Aim – Without changing a character, return the entries, but not the images they hold.

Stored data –
-----
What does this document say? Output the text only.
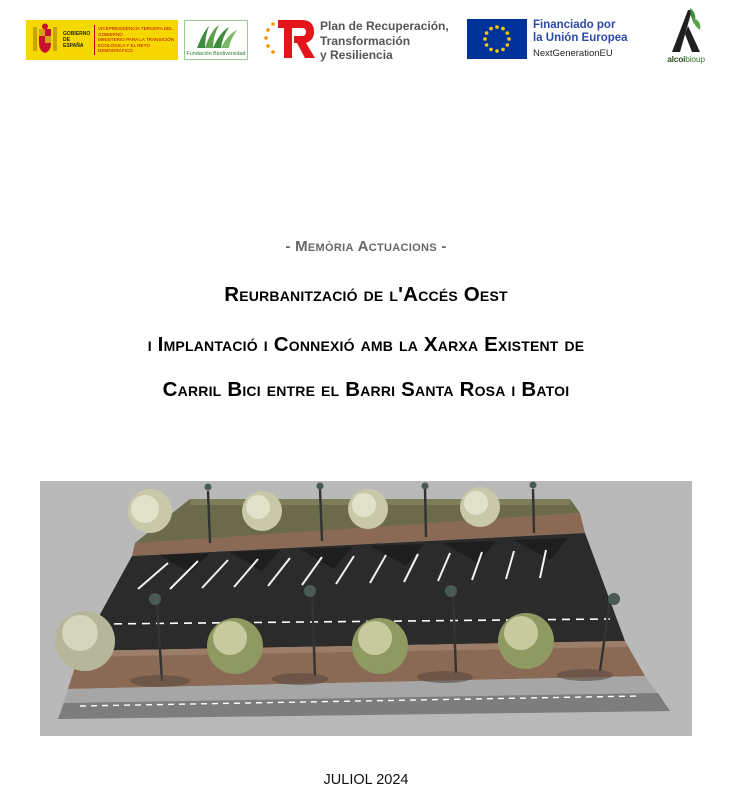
GOBIERNO DE ESPAÑA
VICEPRESIDENCIA TERCERA DEL GOBIERNO
MINISTERIO PARA LA TRANSICIÓN ECOLÓGICA Y EL RETO DEMOGRÁFICO
Fundación Biodiversidad
Plan de Recuperación,
Transformación
y Resiliencia
Financiado por
la Unión Europea
NextGenerationEU	alcoibioup
- Memòria Actuacions -
Reurbanització de l'Accés Oest
i Implantació i Connexió amb la Xarxa Existent de
Carril Bici entre el Barri Santa Rosa i Batoi
JULIOL 2024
-----
Exercise output –
What does this document say? Output the text only.
GOBIERNO DE ESPAÑA
VICEPRESIDENCIA TERCERA DEL GOBIERNO
MINISTERIO PARA LA TRANSICIÓN ECOLÓGICA Y EL RETO DEMOGRÁFICO
Fundación Biodiversidad
Plan de Recuperación,
Transformación
y Resiliencia
Financiado por
la Unión Europea
NextGenerationEU	alcoibioup
- Memòria Actuacions -
Reurbanització de l'Accés Oest
i Implantació i Connexió amb la Xarxa Existent de
Carril Bici entre el Barri Santa Rosa i Batoi
JULIOL 2024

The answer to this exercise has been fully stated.